**Task directions:**
Review the listing and copy each line that holds the word "wealthy".

**Data:**
+---+

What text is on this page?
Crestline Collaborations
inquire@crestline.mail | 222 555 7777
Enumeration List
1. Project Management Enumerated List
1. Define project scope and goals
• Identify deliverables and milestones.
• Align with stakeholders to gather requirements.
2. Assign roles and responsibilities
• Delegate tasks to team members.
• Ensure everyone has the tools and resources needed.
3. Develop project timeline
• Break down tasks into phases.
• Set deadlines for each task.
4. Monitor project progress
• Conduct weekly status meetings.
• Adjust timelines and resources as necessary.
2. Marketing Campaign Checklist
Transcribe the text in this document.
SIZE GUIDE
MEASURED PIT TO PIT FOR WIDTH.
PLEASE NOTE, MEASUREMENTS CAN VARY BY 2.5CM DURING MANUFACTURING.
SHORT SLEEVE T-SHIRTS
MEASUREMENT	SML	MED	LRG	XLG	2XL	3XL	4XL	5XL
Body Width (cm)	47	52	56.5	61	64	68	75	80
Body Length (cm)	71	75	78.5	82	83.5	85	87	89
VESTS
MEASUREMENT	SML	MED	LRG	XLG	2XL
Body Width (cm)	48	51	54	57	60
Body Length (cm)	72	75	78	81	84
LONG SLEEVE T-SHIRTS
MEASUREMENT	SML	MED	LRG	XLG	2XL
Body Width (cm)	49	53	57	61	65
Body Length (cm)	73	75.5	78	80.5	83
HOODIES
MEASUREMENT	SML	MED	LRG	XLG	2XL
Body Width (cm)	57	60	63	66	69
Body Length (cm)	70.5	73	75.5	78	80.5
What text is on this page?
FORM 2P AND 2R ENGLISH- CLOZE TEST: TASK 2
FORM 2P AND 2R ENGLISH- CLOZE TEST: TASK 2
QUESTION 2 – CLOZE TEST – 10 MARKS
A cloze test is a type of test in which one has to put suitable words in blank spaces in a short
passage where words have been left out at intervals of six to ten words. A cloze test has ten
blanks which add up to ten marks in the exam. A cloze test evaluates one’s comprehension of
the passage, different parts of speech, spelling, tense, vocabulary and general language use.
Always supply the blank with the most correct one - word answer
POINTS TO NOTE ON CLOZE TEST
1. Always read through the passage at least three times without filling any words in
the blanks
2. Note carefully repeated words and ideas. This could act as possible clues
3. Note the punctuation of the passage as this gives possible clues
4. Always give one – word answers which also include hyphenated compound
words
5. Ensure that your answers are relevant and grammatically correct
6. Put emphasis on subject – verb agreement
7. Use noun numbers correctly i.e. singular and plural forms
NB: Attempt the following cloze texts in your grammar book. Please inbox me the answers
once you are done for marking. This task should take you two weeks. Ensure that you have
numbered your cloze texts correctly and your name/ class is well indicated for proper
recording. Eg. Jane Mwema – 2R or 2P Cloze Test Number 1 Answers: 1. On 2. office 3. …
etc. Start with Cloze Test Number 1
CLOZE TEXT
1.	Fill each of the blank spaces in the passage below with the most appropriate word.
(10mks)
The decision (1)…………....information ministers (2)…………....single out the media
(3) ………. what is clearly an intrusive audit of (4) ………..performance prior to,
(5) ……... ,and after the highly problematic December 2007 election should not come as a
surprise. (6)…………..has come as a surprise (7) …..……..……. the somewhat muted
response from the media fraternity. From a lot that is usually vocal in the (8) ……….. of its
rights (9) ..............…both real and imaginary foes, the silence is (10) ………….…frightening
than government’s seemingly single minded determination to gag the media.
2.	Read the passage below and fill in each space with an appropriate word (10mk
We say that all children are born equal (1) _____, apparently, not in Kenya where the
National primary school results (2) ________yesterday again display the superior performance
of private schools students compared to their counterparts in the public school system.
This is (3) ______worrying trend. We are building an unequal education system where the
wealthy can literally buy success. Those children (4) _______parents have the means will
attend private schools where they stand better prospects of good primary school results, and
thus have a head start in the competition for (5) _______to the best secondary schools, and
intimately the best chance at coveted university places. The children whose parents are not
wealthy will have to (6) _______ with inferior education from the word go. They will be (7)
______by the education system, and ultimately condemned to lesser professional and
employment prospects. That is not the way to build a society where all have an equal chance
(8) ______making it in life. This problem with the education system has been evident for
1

+---+

**Result:**
wealthy can literally buy success. Those children (4) _______parents have the means will
wealthy will have to (6) _______ with inferior education from the word go. They will be (7)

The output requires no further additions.